SUPPLIED MATERIAL -
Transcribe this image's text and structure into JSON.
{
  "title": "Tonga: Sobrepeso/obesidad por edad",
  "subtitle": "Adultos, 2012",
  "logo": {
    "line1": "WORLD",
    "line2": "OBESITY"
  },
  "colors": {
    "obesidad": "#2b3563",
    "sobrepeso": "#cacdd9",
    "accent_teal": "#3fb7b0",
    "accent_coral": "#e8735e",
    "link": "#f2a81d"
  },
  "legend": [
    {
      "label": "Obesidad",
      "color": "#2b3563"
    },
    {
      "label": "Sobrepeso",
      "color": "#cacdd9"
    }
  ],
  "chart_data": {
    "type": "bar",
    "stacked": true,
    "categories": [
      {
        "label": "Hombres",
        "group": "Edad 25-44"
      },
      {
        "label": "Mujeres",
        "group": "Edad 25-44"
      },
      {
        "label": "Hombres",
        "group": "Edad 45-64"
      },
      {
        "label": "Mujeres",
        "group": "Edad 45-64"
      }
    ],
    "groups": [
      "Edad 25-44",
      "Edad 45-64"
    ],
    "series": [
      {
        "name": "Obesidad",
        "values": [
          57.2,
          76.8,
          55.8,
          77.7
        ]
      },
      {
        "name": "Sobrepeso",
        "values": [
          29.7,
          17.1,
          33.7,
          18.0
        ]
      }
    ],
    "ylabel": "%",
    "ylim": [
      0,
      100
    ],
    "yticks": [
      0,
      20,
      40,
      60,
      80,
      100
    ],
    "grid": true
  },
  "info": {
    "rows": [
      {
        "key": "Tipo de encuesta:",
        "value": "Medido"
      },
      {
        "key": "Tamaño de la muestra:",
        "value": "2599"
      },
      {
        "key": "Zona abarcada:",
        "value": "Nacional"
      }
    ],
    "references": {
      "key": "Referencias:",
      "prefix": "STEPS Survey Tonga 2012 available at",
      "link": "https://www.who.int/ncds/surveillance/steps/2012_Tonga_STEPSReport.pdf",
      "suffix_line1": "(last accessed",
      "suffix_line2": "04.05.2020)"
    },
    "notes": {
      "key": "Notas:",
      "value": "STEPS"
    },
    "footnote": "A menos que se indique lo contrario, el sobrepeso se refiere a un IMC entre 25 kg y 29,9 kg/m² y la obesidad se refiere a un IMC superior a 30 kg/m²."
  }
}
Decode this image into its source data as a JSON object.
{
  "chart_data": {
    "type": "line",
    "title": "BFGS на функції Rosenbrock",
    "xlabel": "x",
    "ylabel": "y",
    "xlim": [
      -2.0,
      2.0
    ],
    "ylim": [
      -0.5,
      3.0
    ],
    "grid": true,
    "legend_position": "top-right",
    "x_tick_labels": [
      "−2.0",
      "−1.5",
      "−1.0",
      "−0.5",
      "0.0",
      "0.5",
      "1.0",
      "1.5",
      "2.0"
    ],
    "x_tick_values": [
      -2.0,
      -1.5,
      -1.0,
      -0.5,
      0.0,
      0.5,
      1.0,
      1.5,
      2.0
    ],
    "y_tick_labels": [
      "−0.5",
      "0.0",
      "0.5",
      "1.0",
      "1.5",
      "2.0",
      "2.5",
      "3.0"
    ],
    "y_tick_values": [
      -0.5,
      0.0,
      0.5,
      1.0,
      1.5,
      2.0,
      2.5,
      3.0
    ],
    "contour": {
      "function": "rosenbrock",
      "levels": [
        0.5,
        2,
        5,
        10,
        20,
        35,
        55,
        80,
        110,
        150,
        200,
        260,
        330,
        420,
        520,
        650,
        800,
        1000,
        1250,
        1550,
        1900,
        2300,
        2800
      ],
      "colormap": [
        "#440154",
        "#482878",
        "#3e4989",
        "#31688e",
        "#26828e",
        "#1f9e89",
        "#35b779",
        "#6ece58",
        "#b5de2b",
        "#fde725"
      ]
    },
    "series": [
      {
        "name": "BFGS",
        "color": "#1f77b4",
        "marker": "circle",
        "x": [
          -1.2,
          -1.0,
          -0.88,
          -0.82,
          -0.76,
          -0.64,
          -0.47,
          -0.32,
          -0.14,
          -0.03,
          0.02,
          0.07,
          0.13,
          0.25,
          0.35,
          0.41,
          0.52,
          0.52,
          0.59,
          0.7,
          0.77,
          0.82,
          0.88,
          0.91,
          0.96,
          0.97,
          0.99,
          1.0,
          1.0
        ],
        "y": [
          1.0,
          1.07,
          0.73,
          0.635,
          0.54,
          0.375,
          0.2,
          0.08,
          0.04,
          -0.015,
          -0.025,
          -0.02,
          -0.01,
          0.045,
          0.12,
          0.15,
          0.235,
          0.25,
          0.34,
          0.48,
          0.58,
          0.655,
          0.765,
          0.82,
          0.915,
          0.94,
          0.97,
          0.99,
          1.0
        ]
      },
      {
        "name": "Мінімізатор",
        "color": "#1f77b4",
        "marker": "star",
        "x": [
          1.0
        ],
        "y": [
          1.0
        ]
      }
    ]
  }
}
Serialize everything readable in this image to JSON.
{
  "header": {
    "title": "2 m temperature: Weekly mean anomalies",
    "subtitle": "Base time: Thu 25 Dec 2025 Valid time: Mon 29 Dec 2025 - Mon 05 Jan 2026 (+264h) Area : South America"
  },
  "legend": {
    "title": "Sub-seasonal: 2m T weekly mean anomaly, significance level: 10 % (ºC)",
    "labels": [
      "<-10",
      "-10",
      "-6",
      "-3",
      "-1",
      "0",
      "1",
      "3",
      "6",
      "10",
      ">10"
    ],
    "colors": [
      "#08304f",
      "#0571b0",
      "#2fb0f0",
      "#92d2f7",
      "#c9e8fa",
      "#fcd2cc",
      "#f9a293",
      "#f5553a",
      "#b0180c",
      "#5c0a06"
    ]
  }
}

EXERCISE REQUIREMENTS -
Beginning at the line containing "Serialize everything readable", repeat each line exactly through the last line of the entries, and include no other lines.

FULL ANSWER -
Serialize everything readable in this image to JSON.
{
  "header": {
    "title": "2 m temperature: Weekly mean anomalies",
    "subtitle": "Base time: Thu 25 Dec 2025 Valid time: Mon 29 Dec 2025 - Mon 05 Jan 2026 (+264h) Area : South America"
  },
  "legend": {
    "title": "Sub-seasonal: 2m T weekly mean anomaly, significance level: 10 % (ºC)",
    "labels": [
      "<-10",
      "-10",
      "-6",
      "-3",
      "-1",
      "0",
      "1",
      "3",
      "6",
      "10",
      ">10"
    ],
    "colors": [
      "#08304f",
      "#0571b0",
      "#2fb0f0",
      "#92d2f7",
      "#c9e8fa",
      "#fcd2cc",
      "#f9a293",
      "#f5553a",
      "#b0180c",
      "#5c0a06"
    ]
  }
}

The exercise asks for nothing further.